EXTRACTO DE PÁGINA
La furgoneta aparcó frente a un farmacia de estuco rosado que administra la hermana de Arias, Mirna Hernández, 38, con la ayuda de Arias y otros hermanos en Estados Unidos.
Arias entró. Hernández apenas levantó la vista de la caja para saludarlo. Entre los cuatro viajes que hace a Intipuca todos los años y sus frecuentes visitas a Washington, dice ella, ve a Arias tan a menudo que "no siento que vivamos en países separados".
Una hora después, Arias caminó hacia el nuevo ayuntamiento para una reunión con los patrocinadores del equipo de fútbol. Tenían malas noticias. El equipo había sufrido una serie de derrotas después de que los mejores jugadores dejaran el equipo a media temporada para buscar trabajos más beneficiosos en Estados Unidos.
"Es la cultura de este lugar", dice Hernán Vargas Arévalo, el administrador del equipo, sacudiendo la cabeza. "Tan pronto como cumplen 17, los chicos se marchan a Washington".
En realidad, ninguno de los jugadores que quedan en el equipo es de Intipuca; todos han sido contratados en otros lugares.
Él mismo nunca sintió el impulso, dice Vargas. En Washington, donde ya aprender inglés es una lucha, no habría cumplido su ambición de infancia de ir a la universidad, dice.
Y aunque sigue cerca de sus amigos emigrados, no puede sino advertir que han cambiado. "Te das cuenta de que alguien es un retornado porque, no sé, hablan más alto que el resto", dice Vargas. En lugar de valorar la educación, "se trata simplemente de hacer dinero y competir a ver quién tiene la casa más bonita".
Entretanto, la emigración masiva de Intipuca ha dejado al pueblo sin ninguna de las industrias que tenía. Vargas viaja todos los días a una ciudad a dos horas de camino hacia su trabajo en la administración nacional de la seguridad social. "Tengo un diploma en gerencia comercial", dice con pesar. "Pero aquí no hay negocios de los que ser gerente".
Al día siguiente, Arias y sus familiares se dirigen expectantes hacia las graderías para mirar un partido de fútbol -sólo para lamentarse con otros aficionados toda vez que los jugadores de Intipuca desperdiciaban las chances de meter un gol.
Otra de las hermanas de Arias, Emilia Vásquez, 37, se cubrió la cara con las manos. En Langley Park, Vásquez y su marido, Jorge Vásquez, 43, ambos ciudadanos estadounidenses, poseen un próspero restaurante y bar latino que patrocina a no menos de ocho equipos de fútbol del área de Washington. Sin embargo, dijo, ninguno de ellos está tan presente en su corazón como el equipo de su ciudad natal.
Detrás de ellas en las gradas oyó murmurar a otra mujer: "El problema es que estos tipos no juegan por amor. Juegan porque necesitan el dinero".

OBJETIVO DE LA TAREA
Según el extracto sobre Intipuca, ¿por qué dejaron el equipo de fútbol a media temporada los mejores jugadores? El material que viene a continuación es independiente del extracto.

SECCIÓN DE DATOS
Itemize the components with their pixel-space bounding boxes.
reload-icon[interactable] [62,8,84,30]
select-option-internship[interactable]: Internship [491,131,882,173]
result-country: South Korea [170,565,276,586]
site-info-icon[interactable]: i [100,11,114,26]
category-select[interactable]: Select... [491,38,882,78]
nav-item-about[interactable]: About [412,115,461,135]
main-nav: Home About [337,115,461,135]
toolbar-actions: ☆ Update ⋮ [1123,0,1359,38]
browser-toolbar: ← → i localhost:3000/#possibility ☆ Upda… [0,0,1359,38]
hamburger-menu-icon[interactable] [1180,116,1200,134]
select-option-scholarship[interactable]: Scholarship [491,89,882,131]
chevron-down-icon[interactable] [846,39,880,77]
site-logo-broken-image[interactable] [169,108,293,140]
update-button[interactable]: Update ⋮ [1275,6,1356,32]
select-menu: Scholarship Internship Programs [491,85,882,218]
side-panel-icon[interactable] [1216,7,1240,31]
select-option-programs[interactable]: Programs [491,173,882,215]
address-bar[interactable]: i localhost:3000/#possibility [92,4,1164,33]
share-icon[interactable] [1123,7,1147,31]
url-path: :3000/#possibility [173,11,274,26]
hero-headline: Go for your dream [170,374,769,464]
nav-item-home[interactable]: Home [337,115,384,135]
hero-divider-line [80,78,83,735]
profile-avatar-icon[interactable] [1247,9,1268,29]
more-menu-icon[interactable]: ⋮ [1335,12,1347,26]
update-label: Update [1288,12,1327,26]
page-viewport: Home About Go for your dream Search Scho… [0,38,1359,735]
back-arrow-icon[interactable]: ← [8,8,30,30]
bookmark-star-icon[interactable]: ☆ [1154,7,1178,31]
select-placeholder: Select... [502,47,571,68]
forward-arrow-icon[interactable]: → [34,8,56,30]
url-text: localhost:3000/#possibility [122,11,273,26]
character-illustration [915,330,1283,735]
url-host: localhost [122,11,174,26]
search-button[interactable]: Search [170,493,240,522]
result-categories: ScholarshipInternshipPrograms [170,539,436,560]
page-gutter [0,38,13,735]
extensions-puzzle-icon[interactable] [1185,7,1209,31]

RESPUESTA A TAREA
Para buscar trabajos más beneficiosos en Estados Unidos.